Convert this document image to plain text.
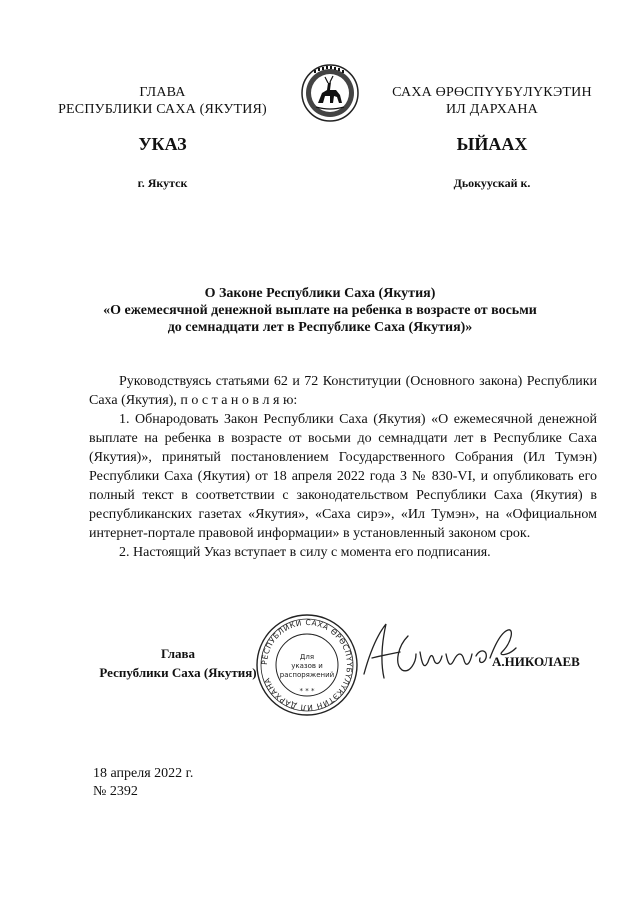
ГЛАВА
РЕСПУБЛИКИ САХА (ЯКУТИЯ)
САХА ӨРӨСПҮҮБҮЛҮКЭТИН
ИЛ ДАРХАНА
УКАЗ	ЫЙААХ
г. Якутск	Дьокуускай к.
О Законе Республики Саха (Якутия)
«О ежемесячной денежной выплате на ребенка в возрасте от восьми
до семнадцати лет в Республике Саха (Якутия)»

Руководствуясь статьями 62 и 72 Конституции (Основного закона) Республики Саха (Якутия), п о с т а н о в л я ю:

1. Обнародовать Закон Республики Саха (Якутия) «О ежемесячной денежной выплате на ребенка в возрасте от восьми до семнадцати лет в Республике Саха (Якутия)», принятый постановлением Государственного Собрания (Ил Тумэн) Республики Саха (Якутия) от 18 апреля 2022 года З № 830-VI, и опубликовать его полный текст в соответствии с законодательством Республики Саха (Якутия) в республиканских газетах «Якутия», «Саха сирэ», «Ил Тумэн», на «Официальном интернет-портале правовой информации» в установленный законом срок.

2. Настоящий Указ вступает в силу с момента его подписания.

Глава
Республики Саха (Якутия)
РЕСПУБЛИКИ САХА ӨРӨСПҮҮБҮЛҮКЭТИН ИЛ ДАРХАНА
Для
указов и
распоряжений
* * *
А.НИКОЛАЕВ
18 апреля 2022 г.
№ 2392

----------

Instructions for the task -> Identify all lines where the word "ӨРӨСПҮҮБҮЛҮКЭТИН" shows up. Copy them.

Task output ->
САХА ӨРӨСПҮҮБҮЛҮКЭТИН
РЕСПУБЛИКИ САХА ӨРӨСПҮҮБҮЛҮКЭТИН ИЛ ДАРХАНА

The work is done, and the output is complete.